Figure dataset records
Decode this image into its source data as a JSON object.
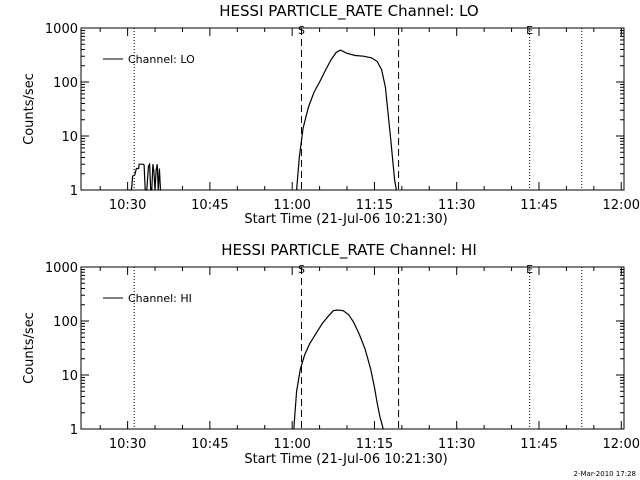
{
  "footer": {
    "timestamp": "2-Mar-2010 17:28"
  },
  "chart_data": [
    {
      "type": "line",
      "title": "HESSI PARTICLE_RATE Channel: LO",
      "xlabel": "Start Time (21-Jul-06 10:21:30)",
      "ylabel": "Counts/sec",
      "yscale": "log",
      "ylim": [
        1,
        1000
      ],
      "xlim_minutes_after_start": [
        0,
        99
      ],
      "xticks": [
        {
          "label": "10:30",
          "t": 8.5
        },
        {
          "label": "10:45",
          "t": 23.5
        },
        {
          "label": "11:00",
          "t": 38.5
        },
        {
          "label": "11:15",
          "t": 53.5
        },
        {
          "label": "11:30",
          "t": 68.5
        },
        {
          "label": "11:45",
          "t": 83.5
        },
        {
          "label": "12:00",
          "t": 98.5
        }
      ],
      "yticks": [
        {
          "label": "1",
          "v": 1
        },
        {
          "label": "10",
          "v": 10
        },
        {
          "label": "100",
          "v": 100
        },
        {
          "label": "1000",
          "v": 1000
        }
      ],
      "legend": {
        "label": "Channel: LO",
        "position": "top-left"
      },
      "markers": [
        {
          "label": "S",
          "t": 40.2,
          "style": "dashed"
        },
        {
          "label": "",
          "t": 57.9,
          "style": "dashed"
        },
        {
          "label": "",
          "t": 9.7,
          "style": "dotted"
        },
        {
          "label": "E",
          "t": 81.8,
          "style": "dotted"
        },
        {
          "label": "",
          "t": 91.3,
          "style": "dotted"
        }
      ],
      "series": [
        {
          "x": [
            8.8,
            9.2,
            9.4,
            9.8,
            10.1,
            10.5,
            10.6,
            11.3,
            11.5,
            11.7,
            12.0,
            12.3,
            12.5,
            12.7,
            12.9,
            13.1,
            13.3,
            13.5,
            13.7,
            13.9,
            14.1,
            14.3,
            14.5,
            14.7
          ],
          "y": [
            1.0,
            1.0,
            1.8,
            1.9,
            2.5,
            2.5,
            3.0,
            3.0,
            2.9,
            1.0,
            1.0,
            2.8,
            3.0,
            1.0,
            1.0,
            3.0,
            2.2,
            1.0,
            2.3,
            3.0,
            1.0,
            2.5,
            1.0,
            1.0
          ]
        },
        {
          "x": [
            39.3,
            39.8,
            40.5,
            41.5,
            42.5,
            43.5,
            44.5,
            45.5,
            46.5,
            47.3,
            48.5,
            50.0,
            51.5,
            53.0,
            54.0,
            54.8,
            55.5,
            56.0,
            56.5,
            56.9,
            57.2,
            57.5
          ],
          "y": [
            1.0,
            4.0,
            14.0,
            35.0,
            65.0,
            100.0,
            160.0,
            250.0,
            350.0,
            390.0,
            340.0,
            310.0,
            300.0,
            280.0,
            240.0,
            170.0,
            80.0,
            25.0,
            8.0,
            3.0,
            1.5,
            1.0
          ]
        }
      ]
    },
    {
      "type": "line",
      "title": "HESSI PARTICLE_RATE Channel: HI",
      "xlabel": "Start Time (21-Jul-06 10:21:30)",
      "ylabel": "Counts/sec",
      "yscale": "log",
      "ylim": [
        1,
        1000
      ],
      "xlim_minutes_after_start": [
        0,
        99
      ],
      "xticks": [
        {
          "label": "10:30",
          "t": 8.5
        },
        {
          "label": "10:45",
          "t": 23.5
        },
        {
          "label": "11:00",
          "t": 38.5
        },
        {
          "label": "11:15",
          "t": 53.5
        },
        {
          "label": "11:30",
          "t": 68.5
        },
        {
          "label": "11:45",
          "t": 83.5
        },
        {
          "label": "12:00",
          "t": 98.5
        }
      ],
      "yticks": [
        {
          "label": "1",
          "v": 1
        },
        {
          "label": "10",
          "v": 10
        },
        {
          "label": "100",
          "v": 100
        },
        {
          "label": "1000",
          "v": 1000
        }
      ],
      "legend": {
        "label": "Channel: HI",
        "position": "top-left"
      },
      "markers": [
        {
          "label": "S",
          "t": 40.2,
          "style": "dashed"
        },
        {
          "label": "",
          "t": 57.9,
          "style": "dashed"
        },
        {
          "label": "",
          "t": 9.7,
          "style": "dotted"
        },
        {
          "label": "E",
          "t": 81.8,
          "style": "dotted"
        },
        {
          "label": "",
          "t": 91.3,
          "style": "dotted"
        }
      ],
      "series": [
        {
          "x": [
            38.8,
            39.3,
            40.0,
            40.8,
            41.7,
            42.8,
            44.0,
            45.0,
            46.0,
            46.7,
            47.8,
            48.8,
            49.7,
            50.8,
            51.8,
            52.8,
            53.5,
            54.0,
            54.5,
            54.9,
            55.1
          ],
          "y": [
            1.0,
            5.0,
            13.0,
            24.0,
            38.0,
            58.0,
            90.0,
            120.0,
            155.0,
            160.0,
            155.0,
            130.0,
            95.0,
            55.0,
            30.0,
            13.0,
            6.0,
            3.0,
            1.7,
            1.2,
            1.0
          ]
        }
      ]
    }
  ]
}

> _WHAT TO DO_: All entries must be written out again exactly as given, with no pictures in the copy.

> _COMPLETED TASK_:
Decode this image into its source data as a JSON object.
{
  "footer": {
    "timestamp": "2-Mar-2010 17:28"
  },
  "chart_data": [
    {
      "type": "line",
      "title": "HESSI PARTICLE_RATE Channel: LO",
      "xlabel": "Start Time (21-Jul-06 10:21:30)",
      "ylabel": "Counts/sec",
      "yscale": "log",
      "ylim": [
        1,
        1000
      ],
      "xlim_minutes_after_start": [
        0,
        99
      ],
      "xticks": [
        {
          "label": "10:30",
          "t": 8.5
        },
        {
          "label": "10:45",
          "t": 23.5
        },
        {
          "label": "11:00",
          "t": 38.5
        },
        {
          "label": "11:15",
          "t": 53.5
        },
        {
          "label": "11:30",
          "t": 68.5
        },
        {
          "label": "11:45",
          "t": 83.5
        },
        {
          "label": "12:00",
          "t": 98.5
        }
      ],
      "yticks": [
        {
          "label": "1",
          "v": 1
        },
        {
          "label": "10",
          "v": 10
        },
        {
          "label": "100",
          "v": 100
        },
        {
          "label": "1000",
          "v": 1000
        }
      ],
      "legend": {
        "label": "Channel: LO",
        "position": "top-left"
      },
      "markers": [
        {
          "label": "S",
          "t": 40.2,
          "style": "dashed"
        },
        {
          "label": "",
          "t": 57.9,
          "style": "dashed"
        },
        {
          "label": "",
          "t": 9.7,
          "style": "dotted"
        },
        {
          "label": "E",
          "t": 81.8,
          "style": "dotted"
        },
        {
          "label": "",
          "t": 91.3,
          "style": "dotted"
        }
      ],
      "series": [
        {
          "x": [
            8.8,
            9.2,
            9.4,
            9.8,
            10.1,
            10.5,
            10.6,
            11.3,
            11.5,
            11.7,
            12.0,
            12.3,
            12.5,
            12.7,
            12.9,
            13.1,
            13.3,
            13.5,
            13.7,
            13.9,
            14.1,
            14.3,
            14.5,
            14.7
          ],
          "y": [
            1.0,
            1.0,
            1.8,
            1.9,
            2.5,
            2.5,
            3.0,
            3.0,
            2.9,
            1.0,
            1.0,
            2.8,
            3.0,
            1.0,
            1.0,
            3.0,
            2.2,
            1.0,
            2.3,
            3.0,
            1.0,
            2.5,
            1.0,
            1.0
          ]
        },
        {
          "x": [
            39.3,
            39.8,
            40.5,
            41.5,
            42.5,
            43.5,
            44.5,
            45.5,
            46.5,
            47.3,
            48.5,
            50.0,
            51.5,
            53.0,
            54.0,
            54.8,
            55.5,
            56.0,
            56.5,
            56.9,
            57.2,
            57.5
          ],
          "y": [
            1.0,
            4.0,
            14.0,
            35.0,
            65.0,
            100.0,
            160.0,
            250.0,
            350.0,
            390.0,
            340.0,
            310.0,
            300.0,
            280.0,
            240.0,
            170.0,
            80.0,
            25.0,
            8.0,
            3.0,
            1.5,
            1.0
          ]
        }
      ]
    },
    {
      "type": "line",
      "title": "HESSI PARTICLE_RATE Channel: HI",
      "xlabel": "Start Time (21-Jul-06 10:21:30)",
      "ylabel": "Counts/sec",
      "yscale": "log",
      "ylim": [
        1,
        1000
      ],
      "xlim_minutes_after_start": [
        0,
        99
      ],
      "xticks": [
        {
          "label": "10:30",
          "t": 8.5
        },
        {
          "label": "10:45",
          "t": 23.5
        },
        {
          "label": "11:00",
          "t": 38.5
        },
        {
          "label": "11:15",
          "t": 53.5
        },
        {
          "label": "11:30",
          "t": 68.5
        },
        {
          "label": "11:45",
          "t": 83.5
        },
        {
          "label": "12:00",
          "t": 98.5
        }
      ],
      "yticks": [
        {
          "label": "1",
          "v": 1
        },
        {
          "label": "10",
          "v": 10
        },
        {
          "label": "100",
          "v": 100
        },
        {
          "label": "1000",
          "v": 1000
        }
      ],
      "legend": {
        "label": "Channel: HI",
        "position": "top-left"
      },
      "markers": [
        {
          "label": "S",
          "t": 40.2,
          "style": "dashed"
        },
        {
          "label": "",
          "t": 57.9,
          "style": "dashed"
        },
        {
          "label": "",
          "t": 9.7,
          "style": "dotted"
        },
        {
          "label": "E",
          "t": 81.8,
          "style": "dotted"
        },
        {
          "label": "",
          "t": 91.3,
          "style": "dotted"
        }
      ],
      "series": [
        {
          "x": [
            38.8,
            39.3,
            40.0,
            40.8,
            41.7,
            42.8,
            44.0,
            45.0,
            46.0,
            46.7,
            47.8,
            48.8,
            49.7,
            50.8,
            51.8,
            52.8,
            53.5,
            54.0,
            54.5,
            54.9,
            55.1
          ],
          "y": [
            1.0,
            5.0,
            13.0,
            24.0,
            38.0,
            58.0,
            90.0,
            120.0,
            155.0,
            160.0,
            155.0,
            130.0,
            95.0,
            55.0,
            30.0,
            13.0,
            6.0,
            3.0,
            1.7,
            1.2,
            1.0
          ]
        }
      ]
    }
  ]
}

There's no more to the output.